──────── AVAILABLE RECORDS
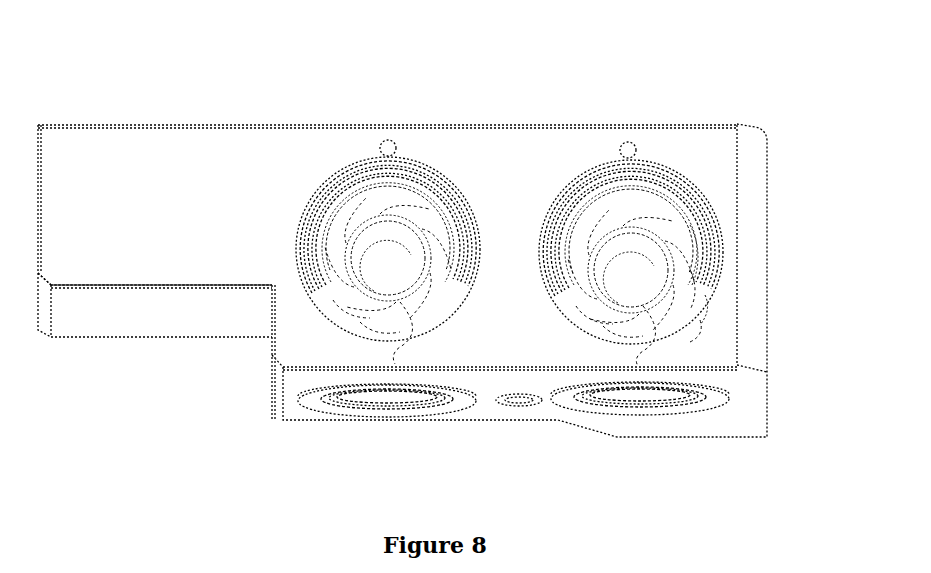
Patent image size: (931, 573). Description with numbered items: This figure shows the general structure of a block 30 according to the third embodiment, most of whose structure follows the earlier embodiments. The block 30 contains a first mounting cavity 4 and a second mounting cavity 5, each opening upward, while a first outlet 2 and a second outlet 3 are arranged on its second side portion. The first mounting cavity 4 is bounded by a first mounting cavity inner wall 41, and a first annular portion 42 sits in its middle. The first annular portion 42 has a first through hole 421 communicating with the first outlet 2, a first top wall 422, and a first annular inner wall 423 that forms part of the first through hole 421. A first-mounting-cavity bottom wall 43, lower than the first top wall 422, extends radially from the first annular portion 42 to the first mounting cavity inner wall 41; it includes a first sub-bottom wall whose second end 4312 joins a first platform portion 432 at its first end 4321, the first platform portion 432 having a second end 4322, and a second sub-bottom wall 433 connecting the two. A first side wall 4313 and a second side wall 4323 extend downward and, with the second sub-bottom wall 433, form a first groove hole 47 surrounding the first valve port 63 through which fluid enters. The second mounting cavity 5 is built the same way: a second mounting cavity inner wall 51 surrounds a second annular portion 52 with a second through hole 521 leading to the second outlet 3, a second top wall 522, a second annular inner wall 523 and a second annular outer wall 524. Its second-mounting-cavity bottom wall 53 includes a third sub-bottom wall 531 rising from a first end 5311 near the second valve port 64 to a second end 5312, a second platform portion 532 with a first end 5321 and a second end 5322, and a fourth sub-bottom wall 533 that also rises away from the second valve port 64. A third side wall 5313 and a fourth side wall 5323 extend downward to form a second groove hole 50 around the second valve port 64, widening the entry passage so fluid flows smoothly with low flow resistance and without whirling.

The block 30 is at (683, 90).
The first outlet 2 is at (398, 410).
The second outlet 3 is at (640, 400).
The first mounting cavity 4 is at (304, 290).
The first mounting cavity inner wall 41 is at (378, 146).
The first annular portion 42 is at (320, 293).
The first through hole 421 is at (345, 315).
The first top wall 422 is at (378, 328).
The first annular inner wall 423 is at (258, 287).
The first-mounting-cavity bottom wall 43 is at (440, 316).
The second end of the first sub-bottom wall 4312 is at (420, 330).
The first side wall 4313 is at (446, 182).
The first platform portion 432 is at (310, 234).
The first end of the first platform portion 4321 is at (410, 345).
The second end of the first platform portion 4322 is at (345, 262).
The second side wall 4323 is at (318, 212).
The second sub-bottom wall 433 is at (412, 166).
The first groove hole 47 is at (318, 198).
The first valve port 63 is at (328, 185).
The second mounting cavity 5 is at (540, 296).
The second groove hole 50 is at (560, 205).
The second mounting cavity inner wall 51 is at (618, 150).
The second annular portion 52 is at (562, 300).
The second through hole 521 is at (585, 320).
The second top wall 522 is at (620, 332).
The second annular inner wall 523 is at (568, 290).
The second annular outer wall 524 is at (712, 290).
The second-mounting-cavity bottom wall 53 is at (716, 330).
The third sub-bottom wall 531 is at (712, 314).
The first end of the third sub-bottom wall 5311 is at (716, 244).
The second end of the third sub-bottom wall 5312 is at (660, 335).
The third side wall 5313 is at (688, 184).
The second platform portion 532 is at (566, 240).
The first end of the second platform portion 5321 is at (650, 348).
The second end of the second platform portion 5322 is at (588, 266).
The fourth side wall 5323 is at (565, 220).
The fourth sub-bottom wall 533 is at (655, 168).
The second valve port 64 is at (570, 186).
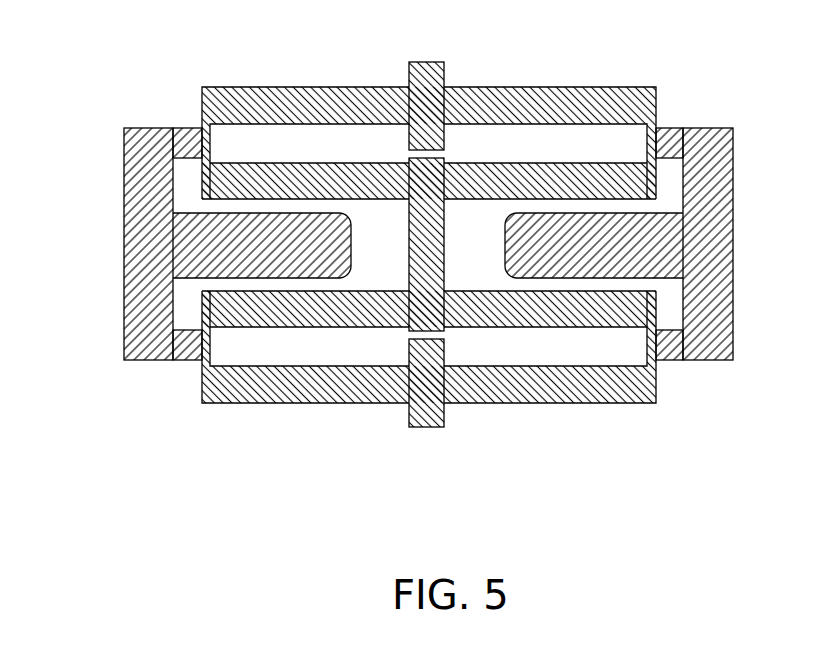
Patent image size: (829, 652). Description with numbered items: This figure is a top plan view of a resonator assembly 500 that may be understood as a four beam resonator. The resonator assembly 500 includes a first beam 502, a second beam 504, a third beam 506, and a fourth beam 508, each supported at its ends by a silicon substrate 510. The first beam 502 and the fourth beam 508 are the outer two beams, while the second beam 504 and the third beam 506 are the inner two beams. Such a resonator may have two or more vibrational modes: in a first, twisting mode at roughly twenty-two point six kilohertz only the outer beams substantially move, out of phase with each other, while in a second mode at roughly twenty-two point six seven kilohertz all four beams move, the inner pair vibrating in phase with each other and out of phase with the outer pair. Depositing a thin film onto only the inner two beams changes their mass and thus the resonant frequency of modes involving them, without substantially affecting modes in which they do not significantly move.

The resonator assembly 500 is at (424, 263).
The first beam 502 is at (545, 87).
The second beam 504 is at (507, 163).
The third beam 506 is at (505, 327).
The fourth beam 508 is at (543, 401).
The silicon substrate 510 is at (124, 256).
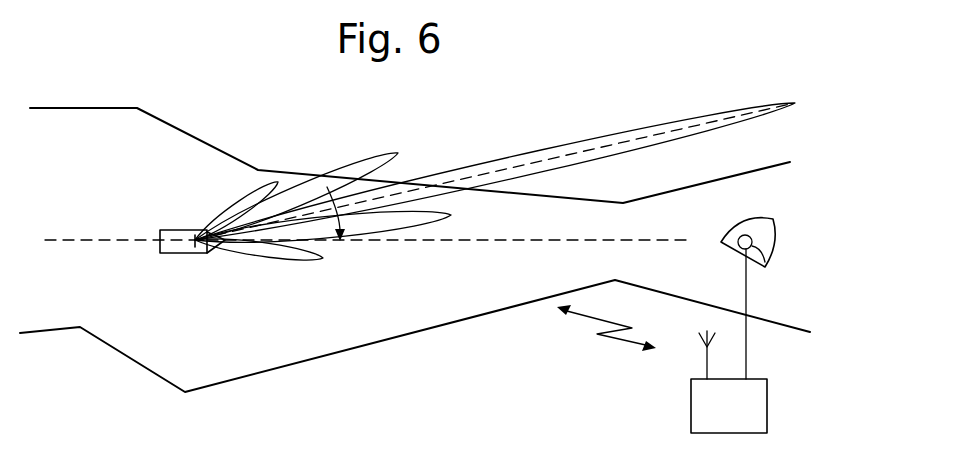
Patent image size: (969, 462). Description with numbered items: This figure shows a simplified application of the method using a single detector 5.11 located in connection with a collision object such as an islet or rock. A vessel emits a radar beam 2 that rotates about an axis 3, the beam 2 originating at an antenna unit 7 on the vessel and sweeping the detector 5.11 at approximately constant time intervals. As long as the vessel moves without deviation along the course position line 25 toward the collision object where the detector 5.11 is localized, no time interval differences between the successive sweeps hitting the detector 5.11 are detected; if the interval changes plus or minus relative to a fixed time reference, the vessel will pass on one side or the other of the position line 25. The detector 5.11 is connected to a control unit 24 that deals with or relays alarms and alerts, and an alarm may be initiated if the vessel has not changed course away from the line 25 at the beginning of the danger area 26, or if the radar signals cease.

The radar beam 2 is at (561, 145).
The axis 3 is at (183, 253).
The radar antenna 7 is at (180, 231).
The course position line 25 is at (430, 242).
The danger area 26 is at (612, 257).
The detector 5.11 is at (768, 262).
The control unit 24 is at (703, 409).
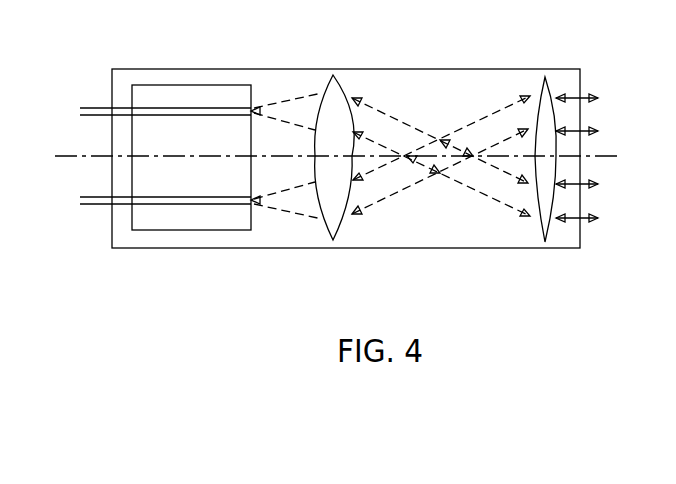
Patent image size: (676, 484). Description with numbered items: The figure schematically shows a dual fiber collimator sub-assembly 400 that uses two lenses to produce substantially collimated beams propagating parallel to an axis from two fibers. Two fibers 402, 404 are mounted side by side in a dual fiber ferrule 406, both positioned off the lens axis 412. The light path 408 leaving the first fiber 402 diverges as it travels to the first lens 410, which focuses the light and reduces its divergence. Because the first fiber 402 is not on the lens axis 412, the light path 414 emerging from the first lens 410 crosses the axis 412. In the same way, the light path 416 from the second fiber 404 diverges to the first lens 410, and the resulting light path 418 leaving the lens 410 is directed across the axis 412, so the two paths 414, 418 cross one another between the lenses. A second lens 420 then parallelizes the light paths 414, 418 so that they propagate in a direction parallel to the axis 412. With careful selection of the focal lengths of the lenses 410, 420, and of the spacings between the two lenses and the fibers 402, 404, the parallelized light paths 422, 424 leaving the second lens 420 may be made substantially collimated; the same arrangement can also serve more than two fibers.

The collimator sub-assembly 400 is at (194, 69).
The first fiber 402 is at (97, 108).
The second fiber 404 is at (97, 205).
The dual fiber ferrule 406 is at (186, 231).
The light path from the first fiber 408 is at (287, 103).
The first lens 410 is at (338, 88).
The lens axis 412 is at (65, 158).
The light path emerging from the first lens 414 is at (382, 112).
The light path from the second fiber 416 is at (287, 212).
The light path from the lens for the second fiber 418 is at (495, 115).
The second lens 420 is at (548, 72).
The parallelized light path 422 is at (588, 224).
The parallelized light path 424 is at (594, 88).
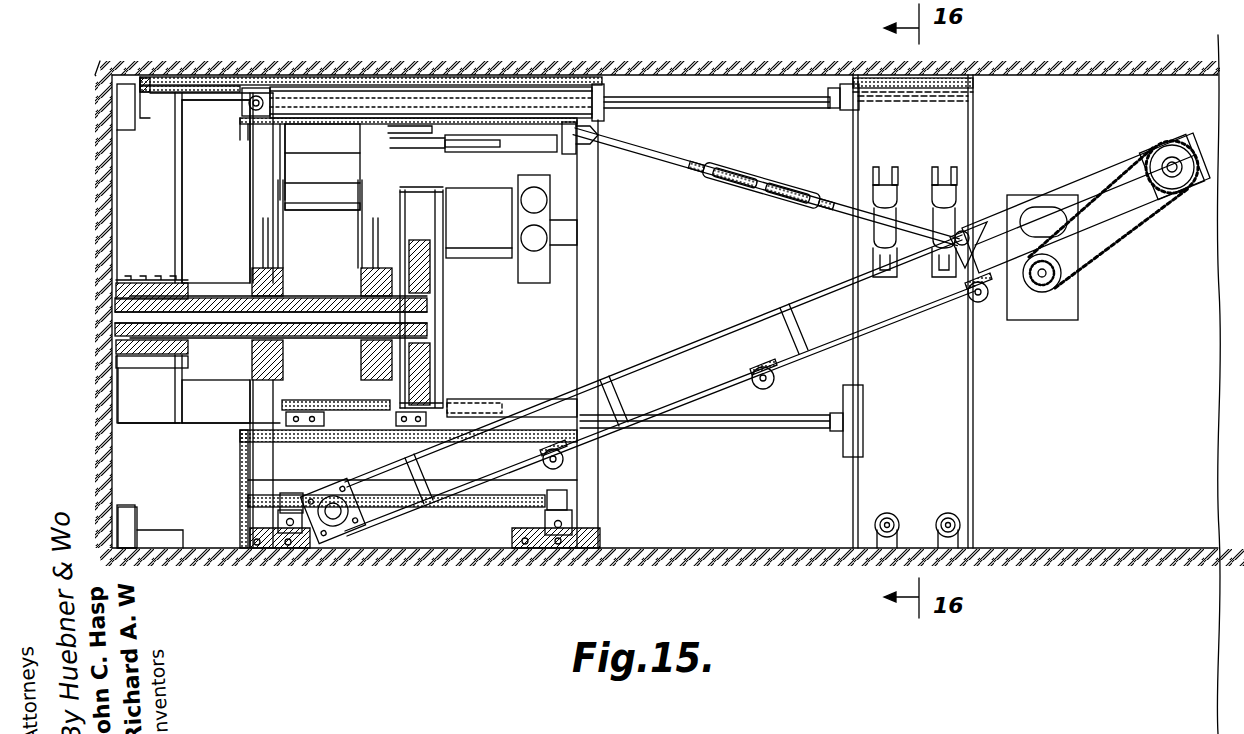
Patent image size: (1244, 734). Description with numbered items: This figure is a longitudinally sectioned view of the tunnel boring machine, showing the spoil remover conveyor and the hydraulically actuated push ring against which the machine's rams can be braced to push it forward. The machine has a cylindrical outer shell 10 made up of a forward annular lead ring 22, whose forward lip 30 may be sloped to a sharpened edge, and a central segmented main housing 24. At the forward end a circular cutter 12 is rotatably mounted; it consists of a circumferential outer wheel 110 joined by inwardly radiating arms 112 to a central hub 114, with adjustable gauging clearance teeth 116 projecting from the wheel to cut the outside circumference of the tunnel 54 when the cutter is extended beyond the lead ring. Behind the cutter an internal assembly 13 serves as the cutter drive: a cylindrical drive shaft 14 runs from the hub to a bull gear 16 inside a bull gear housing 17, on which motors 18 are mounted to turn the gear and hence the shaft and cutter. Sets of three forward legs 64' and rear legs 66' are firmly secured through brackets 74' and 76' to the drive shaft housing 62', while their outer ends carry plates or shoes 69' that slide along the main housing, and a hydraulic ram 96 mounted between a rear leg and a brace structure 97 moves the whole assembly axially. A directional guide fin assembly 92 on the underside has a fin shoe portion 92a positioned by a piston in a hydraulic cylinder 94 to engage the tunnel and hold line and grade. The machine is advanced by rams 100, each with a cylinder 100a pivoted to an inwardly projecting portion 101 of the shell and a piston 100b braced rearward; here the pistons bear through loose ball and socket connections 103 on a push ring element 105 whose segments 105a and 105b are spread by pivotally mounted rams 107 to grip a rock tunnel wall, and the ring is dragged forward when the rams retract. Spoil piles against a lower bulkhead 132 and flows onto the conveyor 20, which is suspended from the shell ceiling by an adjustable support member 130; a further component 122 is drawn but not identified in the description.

The cylindrical outer shell 10 is at (475, 78).
The circular cutter 12 is at (135, 237).
The internal assembly 13 is at (332, 345).
The cylindrical drive shaft 14 is at (200, 332).
The bull gear 16 is at (418, 277).
The bull gear housing 17 is at (445, 328).
The motors 18 is at (538, 278).
The conveyor 20 is at (708, 326).
The forward annular lead ring 22 is at (197, 82).
The central segmented main housing 24 is at (533, 80).
The forward lip 30 is at (148, 80).
The tunnel 54 is at (652, 75).
The drive shaft housing 62' is at (320, 235).
The forward legs 64' is at (218, 261).
The rear legs 66' is at (336, 294).
The plates or shoes 69' is at (374, 294).
The brackets 74' is at (242, 299).
The brackets 76' is at (360, 299).
The directional guide fin assembly 92 is at (262, 528).
The fin shoe portion 92a is at (262, 548).
The hydraulic cylinder 94 is at (287, 497).
The hydraulic ram 96 is at (518, 143).
The brace structure 97 is at (578, 152).
The rams 100 is at (420, 98).
The cylinder 100a is at (293, 97).
The piston 100b is at (800, 104).
The inwardly projecting portion 101 is at (252, 90).
The loose ball and socket connections 103 is at (846, 101).
The push ring element 105 is at (977, 128).
The push ring segment 105a is at (956, 76).
The push ring segment 105b is at (972, 477).
The pivotally mounted rams 107 is at (880, 233).
The circumferential outer wheel 110 is at (150, 530).
The inwardly radiating arms 112 is at (125, 405).
The central hub 114 is at (140, 282).
The adjustable gauging clearance teeth 116 is at (120, 113).
The motor 122 is at (425, 210).
The adjustable support member 130 is at (758, 185).
The lower bulkhead 132 is at (240, 457).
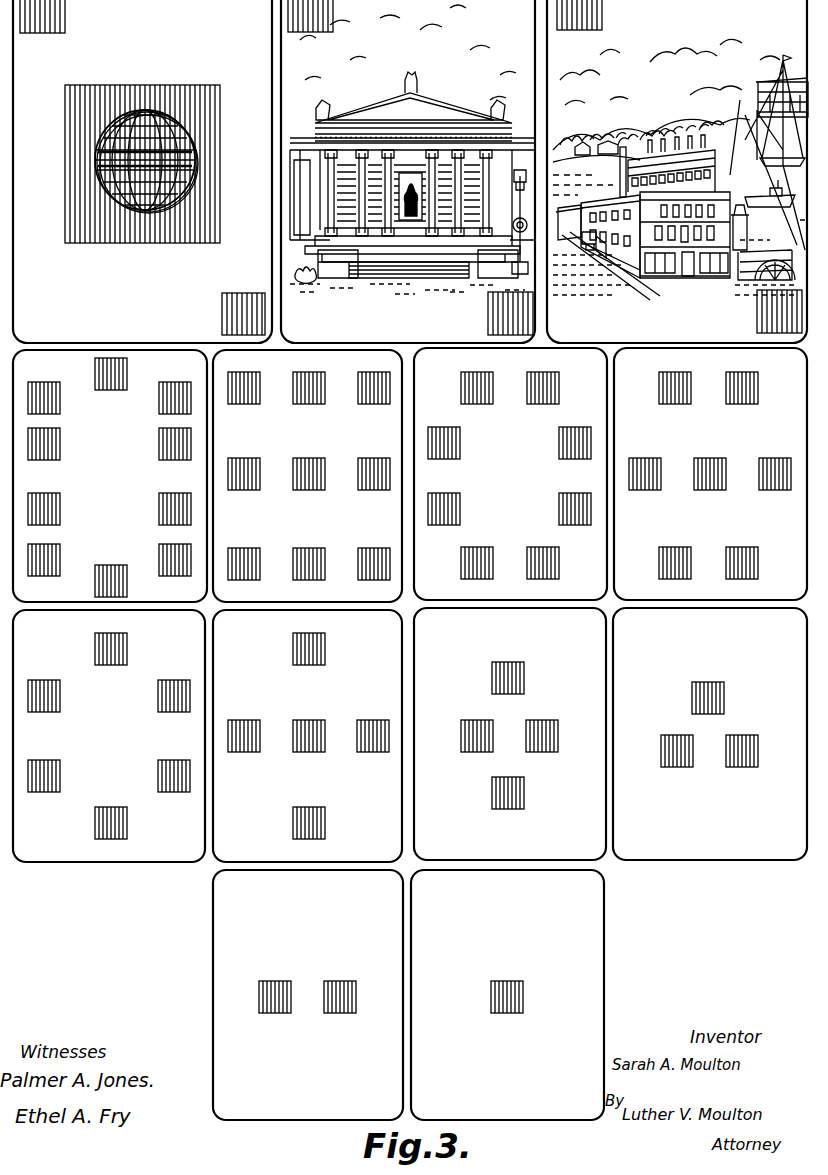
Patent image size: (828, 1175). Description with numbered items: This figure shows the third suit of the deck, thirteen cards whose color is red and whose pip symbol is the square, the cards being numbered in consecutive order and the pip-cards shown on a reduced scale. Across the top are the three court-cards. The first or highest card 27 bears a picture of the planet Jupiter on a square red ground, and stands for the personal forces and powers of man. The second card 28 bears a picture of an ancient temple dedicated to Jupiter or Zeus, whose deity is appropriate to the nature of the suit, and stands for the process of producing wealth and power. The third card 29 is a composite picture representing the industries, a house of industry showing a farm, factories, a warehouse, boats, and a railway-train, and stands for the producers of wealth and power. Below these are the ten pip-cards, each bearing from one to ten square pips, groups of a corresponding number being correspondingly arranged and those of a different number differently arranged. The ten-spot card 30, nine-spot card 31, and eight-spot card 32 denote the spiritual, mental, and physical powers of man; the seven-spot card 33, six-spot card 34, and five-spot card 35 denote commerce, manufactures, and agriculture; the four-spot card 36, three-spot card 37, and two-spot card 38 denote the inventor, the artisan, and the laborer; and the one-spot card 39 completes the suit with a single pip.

The card showing planet Jupiter 27 is at (142, 171).
The card showing temple of Jupiter 28 is at (408, 171).
The card showing house of industry 29 is at (677, 171).
The ten-spot pip-card 30 is at (110, 476).
The nine-spot pip-card 31 is at (307, 476).
The eight-spot pip-card 32 is at (510, 474).
The seven-spot pip-card 33 is at (710, 474).
The six-spot pip-card 34 is at (109, 736).
The five-spot pip-card 35 is at (307, 736).
The four-spot pip-card 36 is at (510, 734).
The three-spot pip-card 37 is at (710, 734).
The two-spot pip-card 38 is at (308, 995).
The one-spot pip-card 39 is at (507, 995).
────────────────
### WHAT TO DO
Return the lines of the listing above without any change, starting with the line that contains "Patent image size: (969, 462)." and ending after the line that contains "The radar antenna 7 is at (180, 231).".

### CORRECT ANSWER
Patent image size: (969, 462). Description with numbered items: This figure shows a simplified application of the method using a single detector 5.11 located in connection with a collision object such as an islet or rock. A vessel emits a radar beam 2 that rotates about an axis 3, the beam 2 originating at an antenna unit 7 on the vessel and sweeping the detector 5.11 at approximately constant time intervals. As long as the vessel moves without deviation along the course position line 25 toward the collision object where the detector 5.11 is localized, no time interval differences between the successive sweeps hitting the detector 5.11 are detected; if the interval changes plus or minus relative to a fixed time reference, the vessel will pass on one side or the other of the position line 25. The detector 5.11 is connected to a control unit 24 that deals with or relays alarms and alerts, and an alarm may be initiated if the vessel has not changed course away from the line 25 at the beginning of the danger area 26, or if the radar signals cease.

The radar beam 2 is at (561, 145).
The axis 3 is at (183, 253).
The radar antenna 7 is at (180, 231).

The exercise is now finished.